(Raw records)
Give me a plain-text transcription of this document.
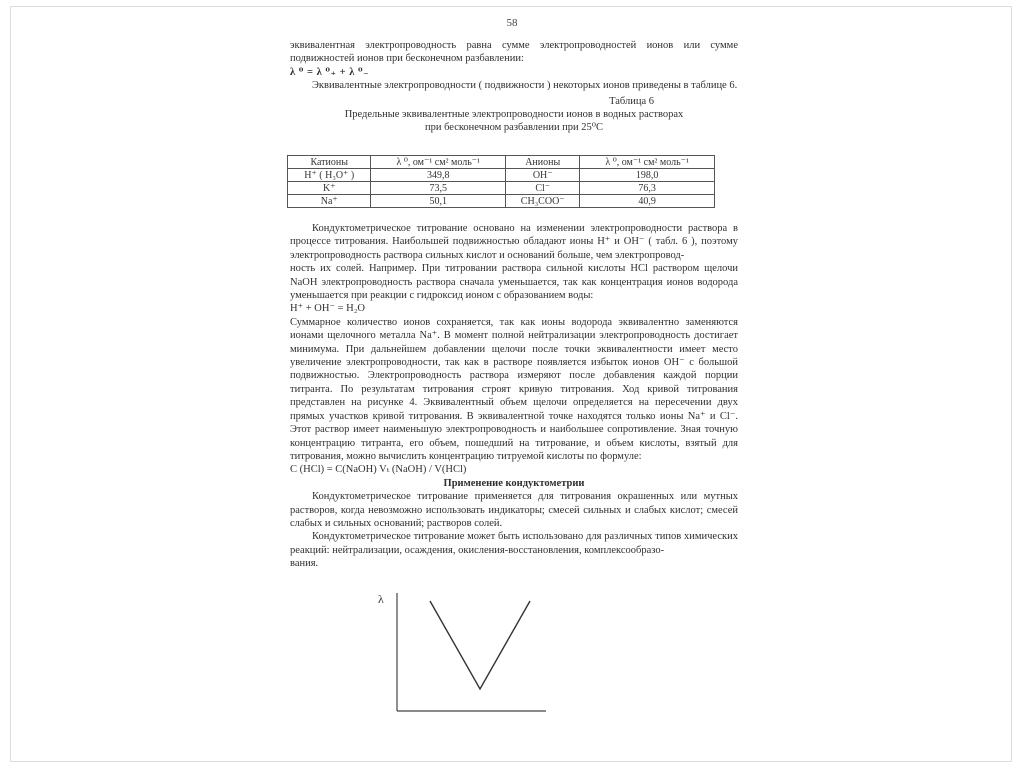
58

эквивалентная электропроводность равна сумме электропроводностей ионов или сумме подвижностей ионов при бесконечном разбавлении:

λ ⁰ = λ ⁰₊ + λ ⁰₋

Эквивалентные электропроводности ( подвижности ) некоторых ионов приведены в таблице 6.

Таблица 6

Предельные эквивалентные электропроводности ионов в водных растворах

при бесконечном разбавлении при 25⁰С

Катионы	λ ⁰, ом⁻¹ см² моль⁻¹	Анионы	λ ⁰, ом⁻¹ см² моль⁻¹
H⁺ ( H₃O⁺ )	349,8	OH⁻	198,0
K⁺	73,5	Cl⁻	76,3
Na⁺	50,1	CH₃COO⁻	40,9

Кондуктометрическое титрование основано на изменении электропроводности раствора в процессе титрования. Наибольшей подвижностью обладают ионы H⁺ и OH⁻ ( табл. 6 ), поэтому электропроводность раствора сильных кислот и оснований больше, чем электропровод-

ность их солей. Например. При титровании раствора сильной кислоты HCl раствором щелочи NaOH электропроводность раствора сначала уменьшается, так как концентрация ионов водорода уменьшается при реакции с гидроксид ионом с образованием воды:

H⁺ + OH⁻ = H₂O

Суммарное количество ионов сохраняется, так как ионы водорода эквивалентно заменяются ионами щелочного металла Na⁺. В момент полной нейтрализации электропроводность достигает минимума. При дальнейшем добавлении щелочи после точки эквивалентности имеет место увеличение электропроводности, так как в растворе появляется избыток ионов OH⁻ с большой подвижностью. Электропроводность раствора измеряют после добавления каждой порции титранта. По результатам титрования строят кривую титрования. Ход кривой титрования представлен на рисунке 4. Эквивалентный объем щелочи определяется на пересечении двух прямых участков кривой титрования. В эквивалентной точке находятся только ионы Na⁺ и Cl⁻. Этот раствор имеет наименьшую электропроводность и наибольшее сопротивление. Зная точную концентрацию титранта, его объем, пошедший на титрование, и объем кислоты, взятый для титрования, можно вычислить концентрацию титруемой кислоты по формуле:

C (HCl) = C(NaOH) Vₜ (NaOH) / V(HCl)

Применение кондуктометрии

Кондуктометрическое титрование применяется для титрования окрашенных или мутных растворов, когда невозможно использовать индикаторы; смесей сильных и слабых кислот; смесей слабых и сильных оснований; растворов солей.

Кондуктометрическое титрование может быть использовано для различных типов химических реакций: нейтрализации, осаждения, окисления-восстановления, комплексообразо-

вания.

λ
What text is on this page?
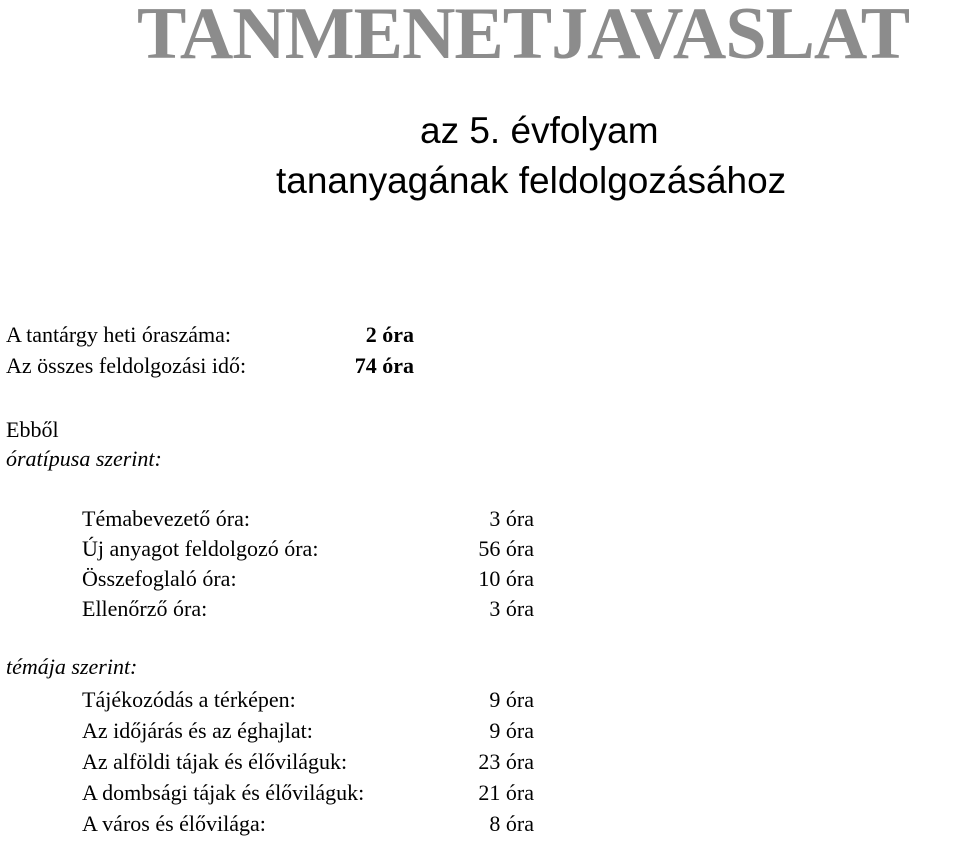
TANMENETJAVASLAT
az 5. évfolyam
tananyagának feldolgozásához
A tantárgy heti óraszáma:	2 óra
Az összes feldolgozási idő:	74 óra
Ebből
óratípusa szerint:
Témabevezető óra:	3 óra
Új anyagot feldolgozó óra:	56 óra
Összefoglaló óra:	10 óra
Ellenőrző óra:	3 óra
témája szerint:
Tájékozódás a térképen:	9 óra
Az időjárás és az éghajlat:	9 óra
Az alföldi tájak és élőviláguk:	23 óra
A dombsági tájak és élőviláguk:	21 óra
A város és élővilága:	8 óra
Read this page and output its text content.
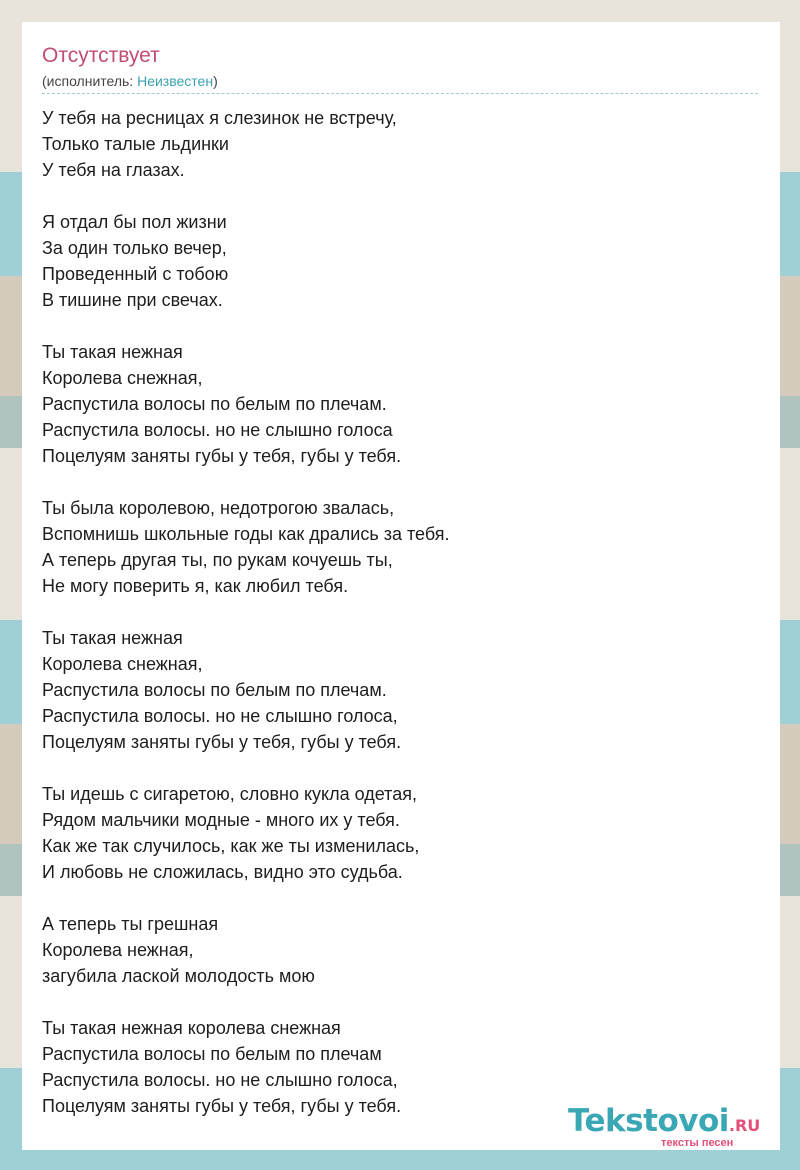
Отсутствует
(исполнитель: Неизвестен)
У тебя на ресницах я слезинок не встречу,
Только талые льдинки
У тебя на глазах.
Я отдал бы пол жизни
За один только вечер,
Проведенный с тобою
В тишине при свечах.
Ты такая нежная
Королева снежная,
Распустила волосы по белым по плечам.
Распустила волосы. но не слышно голоса
Поцелуям заняты губы у тебя, губы у тебя.
Ты была королевою, недотрогою звалась,
Вспомнишь школьные годы как дрались за тебя.
А теперь другая ты, по рукам кочуешь ты,
Не могу поверить я, как любил тебя.
Ты такая нежная
Королева снежная,
Распустила волосы по белым по плечам.
Распустила волосы. но не слышно голоса,
Поцелуям заняты губы у тебя, губы у тебя.
Ты идешь с сигаретою, словно кукла одетая,
Рядом мальчики модные - много их у тебя.
Как же так случилось, как же ты изменилась,
И любовь не сложилась, видно это судьба.
А теперь ты грешная
Королева нежная,
загубила лаской молодость мою
Ты такая нежная королева снежная
Распустила волосы по белым по плечам
Распустила волосы. но не слышно голоса,
Поцелуям заняты губы у тебя, губы у тебя.	Tekstovoi.RU
тексты песен
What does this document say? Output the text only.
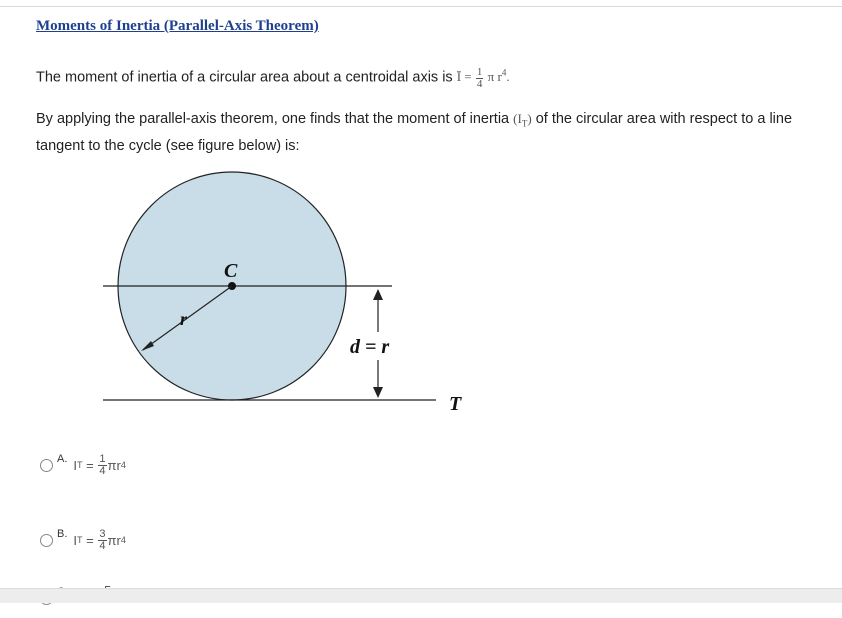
Moments of Inertia (Parallel-Axis Theorem)
The moment of inertia of a circular area about a centroidal axis is Ī = $\frac{1}{4}$ π $r^4$.
By applying the parallel-axis theorem, one finds that the moment of inertia $(I_T)$ of the circular area with respect to a line tangent to the cycle (see figure below) is:
C
r
d = r
T
A. I T
=
$\frac{1}{4}$ π r 4
B. I T
=
$\frac{3}{4}$ π r 4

BRIEF: Print every entry above again without changing a word, and omit the pictures.

TASK OUTPUT:
Give me a plain-text transcription of this document.
58

эквивалентная электропроводность равна сумме электропроводностей ионов или сумме подвижностей ионов при бесконечном разбавлении:

λ ⁰ = λ ⁰₊ + λ ⁰₋

Эквивалентные электропроводности ( подвижности ) некоторых ионов приведены в таблице 6.

Таблица 6

Предельные эквивалентные электропроводности ионов в водных растворах

при бесконечном разбавлении при 25⁰С

Катионы	λ ⁰, ом⁻¹ см² моль⁻¹	Анионы	λ ⁰, ом⁻¹ см² моль⁻¹
H⁺ ( H₃O⁺ )	349,8	OH⁻	198,0
K⁺	73,5	Cl⁻	76,3
Na⁺	50,1	CH₃COO⁻	40,9

Кондуктометрическое титрование основано на изменении электропроводности раствора в процессе титрования. Наибольшей подвижностью обладают ионы H⁺ и OH⁻ ( табл. 6 ), поэтому электропроводность раствора сильных кислот и оснований больше, чем электропровод-

ность их солей. Например. При титровании раствора сильной кислоты HCl раствором щелочи NaOH электропроводность раствора сначала уменьшается, так как концентрация ионов водорода уменьшается при реакции с гидроксид ионом с образованием воды:

H⁺ + OH⁻ = H₂O

Суммарное количество ионов сохраняется, так как ионы водорода эквивалентно заменяются ионами щелочного металла Na⁺. В момент полной нейтрализации электропроводность достигает минимума. При дальнейшем добавлении щелочи после точки эквивалентности имеет место увеличение электропроводности, так как в растворе появляется избыток ионов OH⁻ с большой подвижностью. Электропроводность раствора измеряют после добавления каждой порции титранта. По результатам титрования строят кривую титрования. Ход кривой титрования представлен на рисунке 4. Эквивалентный объем щелочи определяется на пересечении двух прямых участков кривой титрования. В эквивалентной точке находятся только ионы Na⁺ и Cl⁻. Этот раствор имеет наименьшую электропроводность и наибольшее сопротивление. Зная точную концентрацию титранта, его объем, пошедший на титрование, и объем кислоты, взятый для титрования, можно вычислить концентрацию титруемой кислоты по формуле:

C (HCl) = C(NaOH) Vₜ (NaOH) / V(HCl)

Применение кондуктометрии

Кондуктометрическое титрование применяется для титрования окрашенных или мутных растворов, когда невозможно использовать индикаторы; смесей сильных и слабых кислот; смесей слабых и сильных оснований; растворов солей.

Кондуктометрическое титрование может быть использовано для различных типов химических реакций: нейтрализации, осаждения, окисления-восстановления, комплексообразо-

вания.

λ
What text is on this page?
TANMENETJAVASLAT
az 5. évfolyam
tananyagának feldolgozásához
A tantárgy heti óraszáma:	2 óra
Az összes feldolgozási idő:	74 óra
Ebből
óratípusa szerint:
Témabevezető óra:	3 óra
Új anyagot feldolgozó óra:	56 óra
Összefoglaló óra:	10 óra
Ellenőrző óra:	3 óra
témája szerint:
Tájékozódás a térképen:	9 óra
Az időjárás és az éghajlat:	9 óra
Az alföldi tájak és élőviláguk:	23 óra
A dombsági tájak és élőviláguk:	21 óra
A város és élővilága:	8 óra
Read this page and output its text content.
Отсутствует
(исполнитель: Неизвестен)
У тебя на ресницах я слезинок не встречу,
Только талые льдинки
У тебя на глазах.
Я отдал бы пол жизни
За один только вечер,
Проведенный с тобою
В тишине при свечах.
Ты такая нежная
Королева снежная,
Распустила волосы по белым по плечам.
Распустила волосы. но не слышно голоса
Поцелуям заняты губы у тебя, губы у тебя.
Ты была королевою, недотрогою звалась,
Вспомнишь школьные годы как дрались за тебя.
А теперь другая ты, по рукам кочуешь ты,
Не могу поверить я, как любил тебя.
Ты такая нежная
Королева снежная,
Распустила волосы по белым по плечам.
Распустила волосы. но не слышно голоса,
Поцелуям заняты губы у тебя, губы у тебя.
Ты идешь с сигаретою, словно кукла одетая,
Рядом мальчики модные - много их у тебя.
Как же так случилось, как же ты изменилась,
И любовь не сложилась, видно это судьба.
А теперь ты грешная
Королева нежная,
загубила лаской молодость мою
Ты такая нежная королева снежная
Распустила волосы по белым по плечам
Распустила волосы. но не слышно голоса,
Поцелуям заняты губы у тебя, губы у тебя.	Tekstovoi.RU
тексты песен
What does this document say? Output the text only.
Moments of Inertia (Parallel-Axis Theorem)
The moment of inertia of a circular area about a centroidal axis is Ī = $\frac{1}{4}$ π $r^4$.
By applying the parallel-axis theorem, one finds that the moment of inertia $(I_T)$ of the circular area with respect to a line tangent to the cycle (see figure below) is:
C
r
d = r
T
A. I T
=
$\frac{1}{4}$ π r 4
B. I T
=
$\frac{3}{4}$ π r 4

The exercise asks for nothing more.